[Dataset items]
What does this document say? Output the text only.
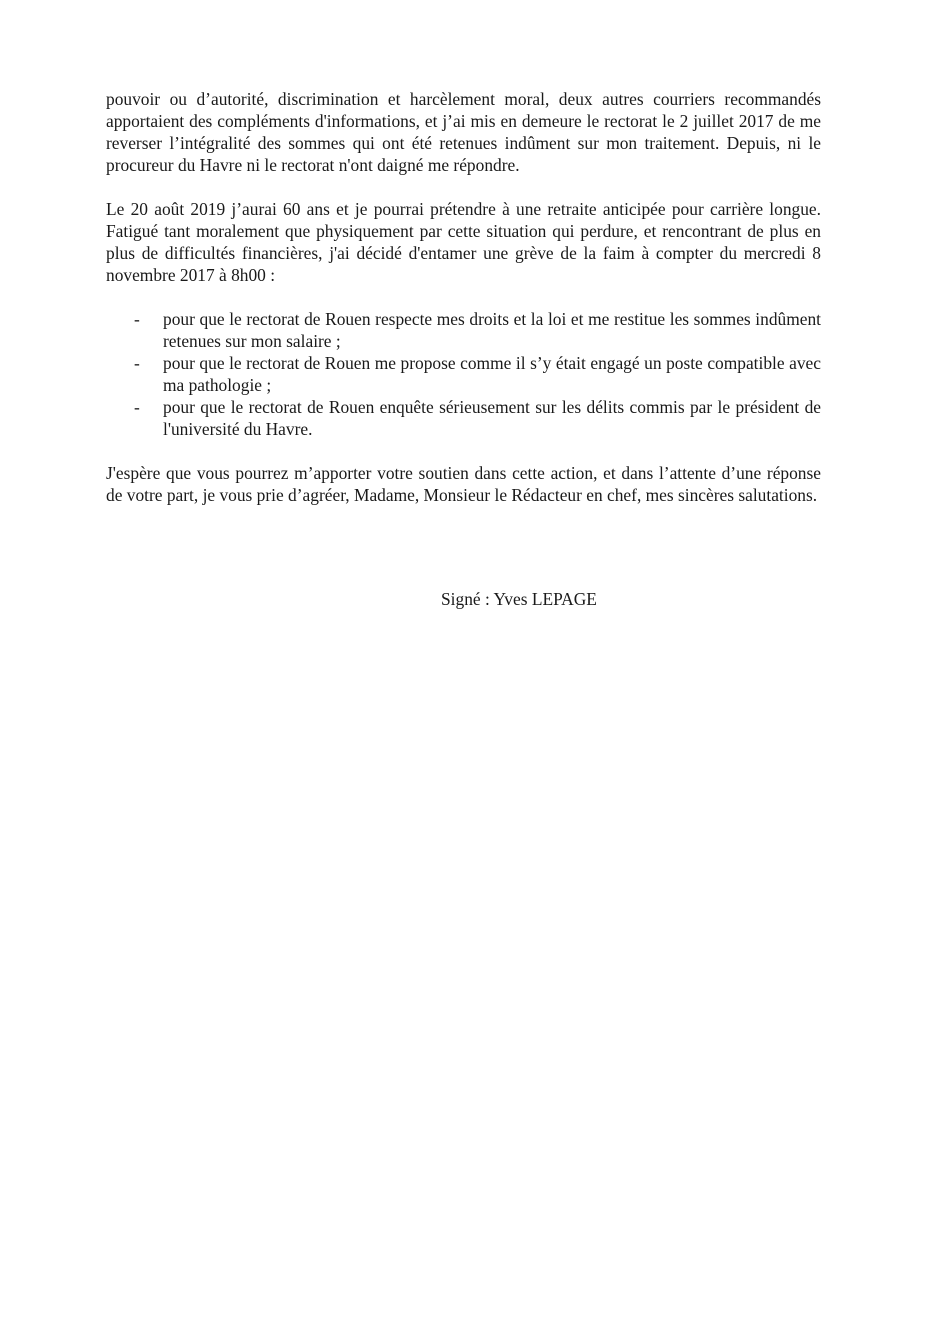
pouvoir ou d’autorité, discrimination et harcèlement moral, deux autres courriers recommandés apportaient des compléments d'informations, et j’ai mis en demeure le rectorat le 2 juillet 2017 de me reverser l’intégralité des sommes qui ont été retenues indûment sur mon traitement. Depuis, ni le procureur du Havre ni le rectorat n'ont daigné me répondre.

Le 20 août 2019 j’aurai 60 ans et je pourrai prétendre à une retraite anticipée pour carrière longue. Fatigué tant moralement que physiquement par cette situation qui perdure, et rencontrant de plus en plus de difficultés financières, j'ai décidé d'entamer une grève de la faim à compter du mercredi 8 novembre 2017 à 8h00 :

- pour que le rectorat de Rouen respecte mes droits et la loi et me restitue les sommes indûment retenues sur mon salaire ;
- pour que le rectorat de Rouen me propose comme il s’y était engagé un poste compatible avec ma pathologie ;
- pour que le rectorat de Rouen enquête sérieusement sur les délits commis par le président de l'université du Havre.

J'espère que vous pourrez m’apporter votre soutien dans cette action, et dans l’attente d’une réponse de votre part, je vous prie d’agréer, Madame, Monsieur le Rédacteur en chef, mes sincères salutations.

Signé : Yves LEPAGE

What is expected – Copy out each record shown above without alteration, skipping any picture.

Solution –
What does this document say? Output the text only.
pouvoir ou d’autorité, discrimination et harcèlement moral, deux autres courriers recommandés apportaient des compléments d'informations, et j’ai mis en demeure le rectorat le 2 juillet 2017 de me reverser l’intégralité des sommes qui ont été retenues indûment sur mon traitement. Depuis, ni le procureur du Havre ni le rectorat n'ont daigné me répondre.

Le 20 août 2019 j’aurai 60 ans et je pourrai prétendre à une retraite anticipée pour carrière longue. Fatigué tant moralement que physiquement par cette situation qui perdure, et rencontrant de plus en plus de difficultés financières, j'ai décidé d'entamer une grève de la faim à compter du mercredi 8 novembre 2017 à 8h00 :

- pour que le rectorat de Rouen respecte mes droits et la loi et me restitue les sommes indûment retenues sur mon salaire ;
- pour que le rectorat de Rouen me propose comme il s’y était engagé un poste compatible avec ma pathologie ;
- pour que le rectorat de Rouen enquête sérieusement sur les délits commis par le président de l'université du Havre.

J'espère que vous pourrez m’apporter votre soutien dans cette action, et dans l’attente d’une réponse de votre part, je vous prie d’agréer, Madame, Monsieur le Rédacteur en chef, mes sincères salutations.

Signé : Yves LEPAGE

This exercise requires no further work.